WORKING DATA ▸
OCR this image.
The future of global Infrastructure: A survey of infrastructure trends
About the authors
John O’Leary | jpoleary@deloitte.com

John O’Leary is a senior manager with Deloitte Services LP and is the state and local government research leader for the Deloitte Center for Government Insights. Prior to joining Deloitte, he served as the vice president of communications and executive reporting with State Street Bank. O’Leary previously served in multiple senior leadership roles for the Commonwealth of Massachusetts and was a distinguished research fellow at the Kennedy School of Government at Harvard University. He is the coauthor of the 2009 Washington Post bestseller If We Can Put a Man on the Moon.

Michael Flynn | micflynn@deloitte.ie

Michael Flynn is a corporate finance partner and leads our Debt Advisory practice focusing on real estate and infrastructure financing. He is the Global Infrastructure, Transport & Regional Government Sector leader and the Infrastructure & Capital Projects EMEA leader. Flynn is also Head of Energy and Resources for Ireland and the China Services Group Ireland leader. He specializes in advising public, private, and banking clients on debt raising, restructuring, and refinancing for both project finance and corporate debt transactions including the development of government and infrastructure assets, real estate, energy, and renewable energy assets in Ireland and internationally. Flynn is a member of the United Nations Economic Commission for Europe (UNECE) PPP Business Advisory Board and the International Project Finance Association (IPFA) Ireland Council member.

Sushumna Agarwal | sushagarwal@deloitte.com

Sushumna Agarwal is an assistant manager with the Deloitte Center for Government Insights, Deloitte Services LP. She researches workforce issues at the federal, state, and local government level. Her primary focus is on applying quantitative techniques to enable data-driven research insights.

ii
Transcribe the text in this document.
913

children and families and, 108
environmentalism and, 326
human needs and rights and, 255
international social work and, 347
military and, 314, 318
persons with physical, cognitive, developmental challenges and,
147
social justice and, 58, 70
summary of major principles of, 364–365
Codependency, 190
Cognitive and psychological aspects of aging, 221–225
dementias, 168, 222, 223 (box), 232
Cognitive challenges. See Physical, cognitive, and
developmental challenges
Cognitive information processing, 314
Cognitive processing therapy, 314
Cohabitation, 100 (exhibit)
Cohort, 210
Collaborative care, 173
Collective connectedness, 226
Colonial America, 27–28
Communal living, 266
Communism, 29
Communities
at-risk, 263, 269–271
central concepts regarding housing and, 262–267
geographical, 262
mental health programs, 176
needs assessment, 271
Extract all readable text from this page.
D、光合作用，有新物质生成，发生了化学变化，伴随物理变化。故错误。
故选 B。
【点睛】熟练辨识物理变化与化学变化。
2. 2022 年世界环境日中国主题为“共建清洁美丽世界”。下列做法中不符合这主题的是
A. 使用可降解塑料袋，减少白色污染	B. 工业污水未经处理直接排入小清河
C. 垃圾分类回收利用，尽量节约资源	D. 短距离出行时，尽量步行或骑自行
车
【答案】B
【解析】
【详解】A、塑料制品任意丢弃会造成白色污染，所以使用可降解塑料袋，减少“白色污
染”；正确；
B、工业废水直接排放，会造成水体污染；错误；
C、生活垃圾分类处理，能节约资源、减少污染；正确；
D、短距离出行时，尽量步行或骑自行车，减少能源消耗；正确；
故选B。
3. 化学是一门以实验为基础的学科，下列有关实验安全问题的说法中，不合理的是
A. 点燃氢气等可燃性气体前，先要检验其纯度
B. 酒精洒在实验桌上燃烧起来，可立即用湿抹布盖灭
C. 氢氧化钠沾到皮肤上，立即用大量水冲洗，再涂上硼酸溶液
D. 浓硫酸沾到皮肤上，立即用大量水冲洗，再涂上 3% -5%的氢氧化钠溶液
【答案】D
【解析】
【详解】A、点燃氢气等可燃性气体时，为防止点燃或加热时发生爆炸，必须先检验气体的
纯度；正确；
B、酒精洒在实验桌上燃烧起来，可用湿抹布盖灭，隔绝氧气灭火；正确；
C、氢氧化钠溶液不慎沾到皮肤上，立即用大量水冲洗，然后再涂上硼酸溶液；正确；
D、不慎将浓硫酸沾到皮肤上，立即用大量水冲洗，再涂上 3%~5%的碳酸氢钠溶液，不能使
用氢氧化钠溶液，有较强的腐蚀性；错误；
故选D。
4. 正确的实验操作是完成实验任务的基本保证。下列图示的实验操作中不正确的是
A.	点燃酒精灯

EXERCISE DETAILS ▸
Quote the data above in full, changing nothing.

FINAL RESULT ▸
OCR this image.
The future of global Infrastructure: A survey of infrastructure trends
About the authors
John O’Leary | jpoleary@deloitte.com

John O’Leary is a senior manager with Deloitte Services LP and is the state and local government research leader for the Deloitte Center for Government Insights. Prior to joining Deloitte, he served as the vice president of communications and executive reporting with State Street Bank. O’Leary previously served in multiple senior leadership roles for the Commonwealth of Massachusetts and was a distinguished research fellow at the Kennedy School of Government at Harvard University. He is the coauthor of the 2009 Washington Post bestseller If We Can Put a Man on the Moon.

Michael Flynn | micflynn@deloitte.ie

Michael Flynn is a corporate finance partner and leads our Debt Advisory practice focusing on real estate and infrastructure financing. He is the Global Infrastructure, Transport & Regional Government Sector leader and the Infrastructure & Capital Projects EMEA leader. Flynn is also Head of Energy and Resources for Ireland and the China Services Group Ireland leader. He specializes in advising public, private, and banking clients on debt raising, restructuring, and refinancing for both project finance and corporate debt transactions including the development of government and infrastructure assets, real estate, energy, and renewable energy assets in Ireland and internationally. Flynn is a member of the United Nations Economic Commission for Europe (UNECE) PPP Business Advisory Board and the International Project Finance Association (IPFA) Ireland Council member.

Sushumna Agarwal | sushagarwal@deloitte.com

Sushumna Agarwal is an assistant manager with the Deloitte Center for Government Insights, Deloitte Services LP. She researches workforce issues at the federal, state, and local government level. Her primary focus is on applying quantitative techniques to enable data-driven research insights.

ii
Transcribe the text in this document.
913

children and families and, 108
environmentalism and, 326
human needs and rights and, 255
international social work and, 347
military and, 314, 318
persons with physical, cognitive, developmental challenges and,
147
social justice and, 58, 70
summary of major principles of, 364–365
Codependency, 190
Cognitive and psychological aspects of aging, 221–225
dementias, 168, 222, 223 (box), 232
Cognitive challenges. See Physical, cognitive, and
developmental challenges
Cognitive information processing, 314
Cognitive processing therapy, 314
Cohabitation, 100 (exhibit)
Cohort, 210
Collaborative care, 173
Collective connectedness, 226
Colonial America, 27–28
Communal living, 266
Communism, 29
Communities
at-risk, 263, 269–271
central concepts regarding housing and, 262–267
geographical, 262
mental health programs, 176
needs assessment, 271
Extract all readable text from this page.
D、光合作用，有新物质生成，发生了化学变化，伴随物理变化。故错误。
故选 B。
【点睛】熟练辨识物理变化与化学变化。
2. 2022 年世界环境日中国主题为“共建清洁美丽世界”。下列做法中不符合这主题的是
A. 使用可降解塑料袋，减少白色污染	B. 工业污水未经处理直接排入小清河
C. 垃圾分类回收利用，尽量节约资源	D. 短距离出行时，尽量步行或骑自行
车
【答案】B
【解析】
【详解】A、塑料制品任意丢弃会造成白色污染，所以使用可降解塑料袋，减少“白色污
染”；正确；
B、工业废水直接排放，会造成水体污染；错误；
C、生活垃圾分类处理，能节约资源、减少污染；正确；
D、短距离出行时，尽量步行或骑自行车，减少能源消耗；正确；
故选B。
3. 化学是一门以实验为基础的学科，下列有关实验安全问题的说法中，不合理的是
A. 点燃氢气等可燃性气体前，先要检验其纯度
B. 酒精洒在实验桌上燃烧起来，可立即用湿抹布盖灭
C. 氢氧化钠沾到皮肤上，立即用大量水冲洗，再涂上硼酸溶液
D. 浓硫酸沾到皮肤上，立即用大量水冲洗，再涂上 3% -5%的氢氧化钠溶液
【答案】D
【解析】
【详解】A、点燃氢气等可燃性气体时，为防止点燃或加热时发生爆炸，必须先检验气体的
纯度；正确；
B、酒精洒在实验桌上燃烧起来，可用湿抹布盖灭，隔绝氧气灭火；正确；
C、氢氧化钠溶液不慎沾到皮肤上，立即用大量水冲洗，然后再涂上硼酸溶液；正确；
D、不慎将浓硫酸沾到皮肤上，立即用大量水冲洗，再涂上 3%~5%的碳酸氢钠溶液，不能使
用氢氧化钠溶液，有较强的腐蚀性；错误；
故选D。
4. 正确的实验操作是完成实验任务的基本保证。下列图示的实验操作中不正确的是
A.	点燃酒精灯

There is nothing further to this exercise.